Exercise aim —
Return each line of the data below exactly, omitting any pictures.
* Start The input *
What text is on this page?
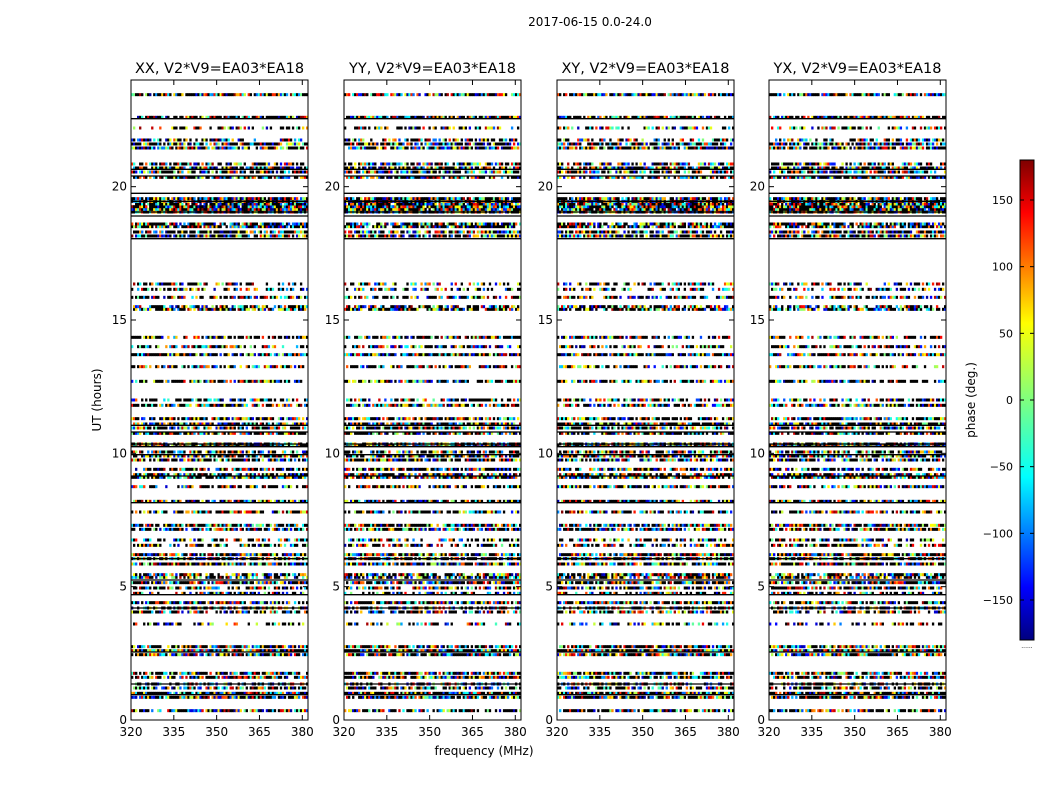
2017-06-15 0.0-24.0
320 335 350 365 380
0
5
10
15
20
XX, V2*V9=EA03*EA18
320 335 350 365 380
0
5
10
15
20
YY, V2*V9=EA03*EA18
320 335 350 365 380
0
5
10
15
20
XY, V2*V9=EA03*EA18
320 335 350 365 380
0
5
10
15
20
YX, V2*V9=EA03*EA18
frequency (MHz)
UT (hours)
−150
−100
−50
0
50
100
150
phase (deg.)
......
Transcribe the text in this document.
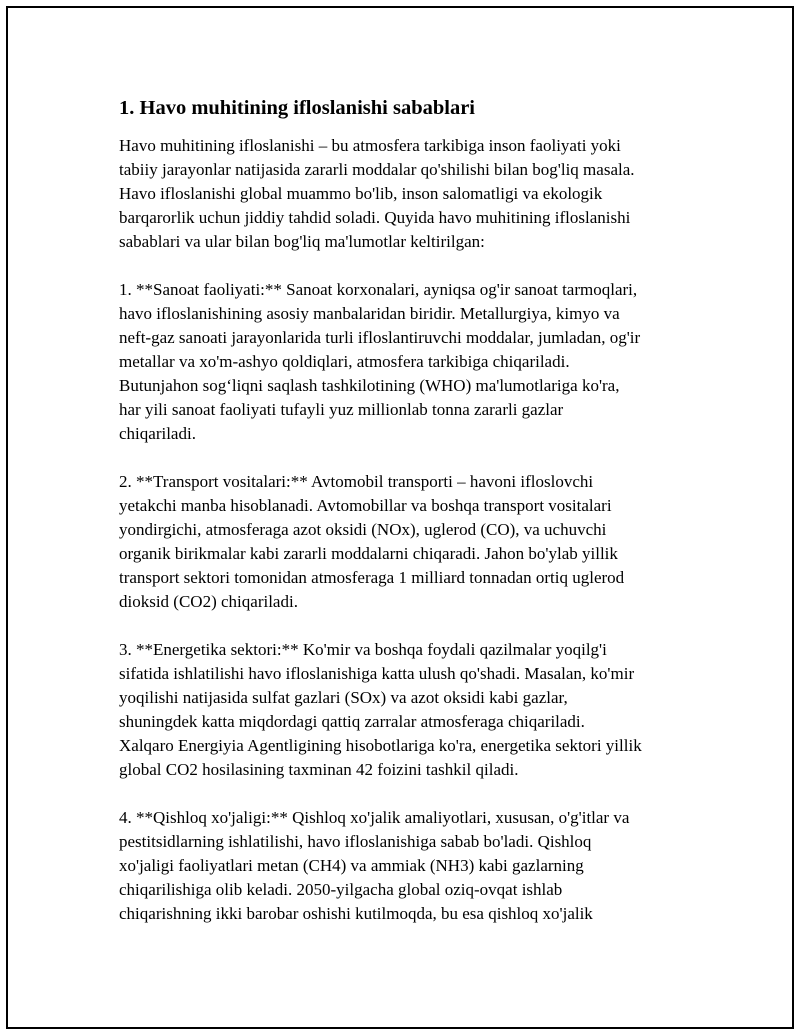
1. Havo muhitining ifloslanishi sabablari

Havo muhitining ifloslanishi – bu atmosfera tarkibiga inson faoliyati yoki
tabiiy jarayonlar natijasida zararli moddalar qo'shilishi bilan bog'liq masala.
Havo ifloslanishi global muammo bo'lib, inson salomatligi va ekologik
barqarorlik uchun jiddiy tahdid soladi. Quyida havo muhitining ifloslanishi
sabablari va ular bilan bog'liq ma'lumotlar keltirilgan:

1. **Sanoat faoliyati:** Sanoat korxonalari, ayniqsa og'ir sanoat tarmoqlari,
havo ifloslanishining asosiy manbalaridan biridir. Metallurgiya, kimyo va
neft-gaz sanoati jarayonlarida turli ifloslantiruvchi moddalar, jumladan, og'ir
metallar va xo'm-ashyo qoldiqlari, atmosfera tarkibiga chiqariladi.
Butunjahon sog‘liqni saqlash tashkilotining (WHO) ma'lumotlariga ko'ra,
har yili sanoat faoliyati tufayli yuz millionlab tonna zararli gazlar
chiqariladi.

2. **Transport vositalari:** Avtomobil transporti – havoni ifloslovchi
yetakchi manba hisoblanadi. Avtomobillar va boshqa transport vositalari
yondirgichi, atmosferaga azot oksidi (NOx), uglerod (CO), va uchuvchi
organik birikmalar kabi zararli moddalarni chiqaradi. Jahon bo'ylab yillik
transport sektori tomonidan atmosferaga 1 milliard tonnadan ortiq uglerod
dioksid (CO2) chiqariladi.

3. **Energetika sektori:** Ko'mir va boshqa foydali qazilmalar yoqilg'i
sifatida ishlatilishi havo ifloslanishiga katta ulush qo'shadi. Masalan, ko'mir
yoqilishi natijasida sulfat gazlari (SOx) va azot oksidi kabi gazlar,
shuningdek katta miqdordagi qattiq zarralar atmosferaga chiqariladi.
Xalqaro Energiyia Agentligining hisobotlariga ko'ra, energetika sektori yillik
global CO2 hosilasining taxminan 42 foizini tashkil qiladi.

4. **Qishloq xo'jaligi:** Qishloq xo'jalik amaliyotlari, xususan, o'g'itlar va
pestitsidlarning ishlatilishi, havo ifloslanishiga sabab bo'ladi. Qishloq
xo'jaligi faoliyatlari metan (CH4) va ammiak (NH3) kabi gazlarning
chiqarilishiga olib keladi. 2050-yilgacha global oziq-ovqat ishlab
chiqarishning ikki barobar oshishi kutilmoqda, bu esa qishloq xo'jalik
* End The input *
Reply —
What text is on this page?
2017-06-15 0.0-24.0
320 335 350 365 380
0
5
10
15
20
XX, V2*V9=EA03*EA18
320 335 350 365 380
0
5
10
15
20
YY, V2*V9=EA03*EA18
320 335 350 365 380
0
5
10
15
20
XY, V2*V9=EA03*EA18
320 335 350 365 380
0
5
10
15
20
YX, V2*V9=EA03*EA18
frequency (MHz)
UT (hours)
−150
−100
−50
0
50
100
150
phase (deg.)
......
Transcribe the text in this document.
1. Havo muhitining ifloslanishi sabablari

Havo muhitining ifloslanishi – bu atmosfera tarkibiga inson faoliyati yoki
tabiiy jarayonlar natijasida zararli moddalar qo'shilishi bilan bog'liq masala.
Havo ifloslanishi global muammo bo'lib, inson salomatligi va ekologik
barqarorlik uchun jiddiy tahdid soladi. Quyida havo muhitining ifloslanishi
sabablari va ular bilan bog'liq ma'lumotlar keltirilgan:

1. **Sanoat faoliyati:** Sanoat korxonalari, ayniqsa og'ir sanoat tarmoqlari,
havo ifloslanishining asosiy manbalaridan biridir. Metallurgiya, kimyo va
neft-gaz sanoati jarayonlarida turli ifloslantiruvchi moddalar, jumladan, og'ir
metallar va xo'm-ashyo qoldiqlari, atmosfera tarkibiga chiqariladi.
Butunjahon sog‘liqni saqlash tashkilotining (WHO) ma'lumotlariga ko'ra,
har yili sanoat faoliyati tufayli yuz millionlab tonna zararli gazlar
chiqariladi.

2. **Transport vositalari:** Avtomobil transporti – havoni ifloslovchi
yetakchi manba hisoblanadi. Avtomobillar va boshqa transport vositalari
yondirgichi, atmosferaga azot oksidi (NOx), uglerod (CO), va uchuvchi
organik birikmalar kabi zararli moddalarni chiqaradi. Jahon bo'ylab yillik
transport sektori tomonidan atmosferaga 1 milliard tonnadan ortiq uglerod
dioksid (CO2) chiqariladi.

3. **Energetika sektori:** Ko'mir va boshqa foydali qazilmalar yoqilg'i
sifatida ishlatilishi havo ifloslanishiga katta ulush qo'shadi. Masalan, ko'mir
yoqilishi natijasida sulfat gazlari (SOx) va azot oksidi kabi gazlar,
shuningdek katta miqdordagi qattiq zarralar atmosferaga chiqariladi.
Xalqaro Energiyia Agentligining hisobotlariga ko'ra, energetika sektori yillik
global CO2 hosilasining taxminan 42 foizini tashkil qiladi.

4. **Qishloq xo'jaligi:** Qishloq xo'jalik amaliyotlari, xususan, o'g'itlar va
pestitsidlarning ishlatilishi, havo ifloslanishiga sabab bo'ladi. Qishloq
xo'jaligi faoliyatlari metan (CH4) va ammiak (NH3) kabi gazlarning
chiqarilishiga olib keladi. 2050-yilgacha global oziq-ovqat ishlab
chiqarishning ikki barobar oshishi kutilmoqda, bu esa qishloq xo'jalik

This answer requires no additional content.